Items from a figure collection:
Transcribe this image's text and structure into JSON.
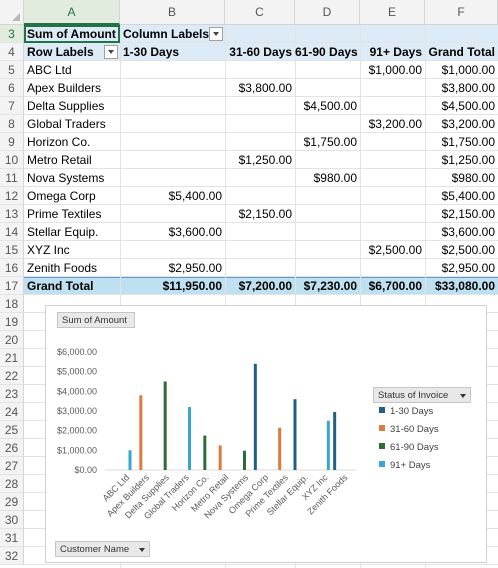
{
  "columns": [
    "A",
    "B",
    "C",
    "D",
    "E",
    "F"
  ],
  "rows": [
    "3",
    "4",
    "5",
    "6",
    "7",
    "8",
    "9",
    "10",
    "11",
    "12",
    "13",
    "14",
    "15",
    "16",
    "17",
    "18",
    "19",
    "20",
    "21",
    "22",
    "23",
    "24",
    "25",
    "26",
    "27",
    "28",
    "29",
    "30",
    "31",
    "32"
  ],
  "pivot": {
    "values_label": "Sum of Amount",
    "column_labels": "Column Labels",
    "row_labels": "Row Labels",
    "headers": [
      "1-30 Days",
      "31-60 Days",
      "61-90 Days",
      "91+ Days",
      "Grand Total"
    ],
    "body": [
      {
        "name": "ABC Ltd",
        "c1": "",
        "c2": "",
        "c3": "",
        "c4": "$1,000.00",
        "total": "$1,000.00"
      },
      {
        "name": "Apex Builders",
        "c1": "",
        "c2": "$3,800.00",
        "c3": "",
        "c4": "",
        "total": "$3,800.00"
      },
      {
        "name": "Delta Supplies",
        "c1": "",
        "c2": "",
        "c3": "$4,500.00",
        "c4": "",
        "total": "$4,500.00"
      },
      {
        "name": "Global Traders",
        "c1": "",
        "c2": "",
        "c3": "",
        "c4": "$3,200.00",
        "total": "$3,200.00"
      },
      {
        "name": "Horizon Co.",
        "c1": "",
        "c2": "",
        "c3": "$1,750.00",
        "c4": "",
        "total": "$1,750.00"
      },
      {
        "name": "Metro Retail",
        "c1": "",
        "c2": "$1,250.00",
        "c3": "",
        "c4": "",
        "total": "$1,250.00"
      },
      {
        "name": "Nova Systems",
        "c1": "",
        "c2": "",
        "c3": "$980.00",
        "c4": "",
        "total": "$980.00"
      },
      {
        "name": "Omega Corp",
        "c1": "$5,400.00",
        "c2": "",
        "c3": "",
        "c4": "",
        "total": "$5,400.00"
      },
      {
        "name": "Prime Textiles",
        "c1": "",
        "c2": "$2,150.00",
        "c3": "",
        "c4": "",
        "total": "$2,150.00"
      },
      {
        "name": "Stellar Equip.",
        "c1": "$3,600.00",
        "c2": "",
        "c3": "",
        "c4": "",
        "total": "$3,600.00"
      },
      {
        "name": "XYZ Inc",
        "c1": "",
        "c2": "",
        "c3": "",
        "c4": "$2,500.00",
        "total": "$2,500.00"
      },
      {
        "name": "Zenith Foods",
        "c1": "$2,950.00",
        "c2": "",
        "c3": "",
        "c4": "",
        "total": "$2,950.00"
      }
    ],
    "grand_total": {
      "name": "Grand Total",
      "c1": "$11,950.00",
      "c2": "$7,200.00",
      "c3": "$7,230.00",
      "c4": "$6,700.00",
      "total": "$33,080.00"
    }
  },
  "chart_data": {
    "type": "bar",
    "title": "Sum of Amount",
    "legend_title": "Status of Invoice",
    "axis_field": "Customer Name",
    "categories": [
      "ABC Ltd",
      "Apex Builders",
      "Delta Supplies",
      "Global Traders",
      "Horizon Co.",
      "Metro Retail",
      "Nova Systems",
      "Omega Corp",
      "Prime Textiles",
      "Stellar Equip.",
      "XYZ Inc",
      "Zenith Foods"
    ],
    "series": [
      {
        "name": "1-30 Days",
        "color": "#1f5f86",
        "values": [
          0,
          0,
          0,
          0,
          0,
          0,
          0,
          5400,
          0,
          3600,
          0,
          2950
        ]
      },
      {
        "name": "31-60 Days",
        "color": "#e07a3c",
        "values": [
          0,
          3800,
          0,
          0,
          0,
          1250,
          0,
          0,
          2150,
          0,
          0,
          0
        ]
      },
      {
        "name": "61-90 Days",
        "color": "#2e6b36",
        "values": [
          0,
          0,
          4500,
          0,
          1750,
          0,
          980,
          0,
          0,
          0,
          0,
          0
        ]
      },
      {
        "name": "91+ Days",
        "color": "#35a6d6",
        "values": [
          1000,
          0,
          0,
          3200,
          0,
          0,
          0,
          0,
          0,
          0,
          2500,
          0
        ]
      }
    ],
    "yticks": [
      "$0.00",
      "$1,000.00",
      "$2,000.00",
      "$3,000.00",
      "$4,000.00",
      "$5,000.00",
      "$6,000.00"
    ],
    "ylim": [
      0,
      6000
    ],
    "grid": false,
    "legend_position": "right"
  }
}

**YOUR OBJECTIVE**
Copy out each line in the preceding records that contains "Days".

**ANSWER**
      "1-30 Days",
      "31-60 Days",
      "61-90 Days",
      "91+ Days",
        "name": "1-30 Days",
        "name": "31-60 Days",
        "name": "61-90 Days",
        "name": "91+ Days",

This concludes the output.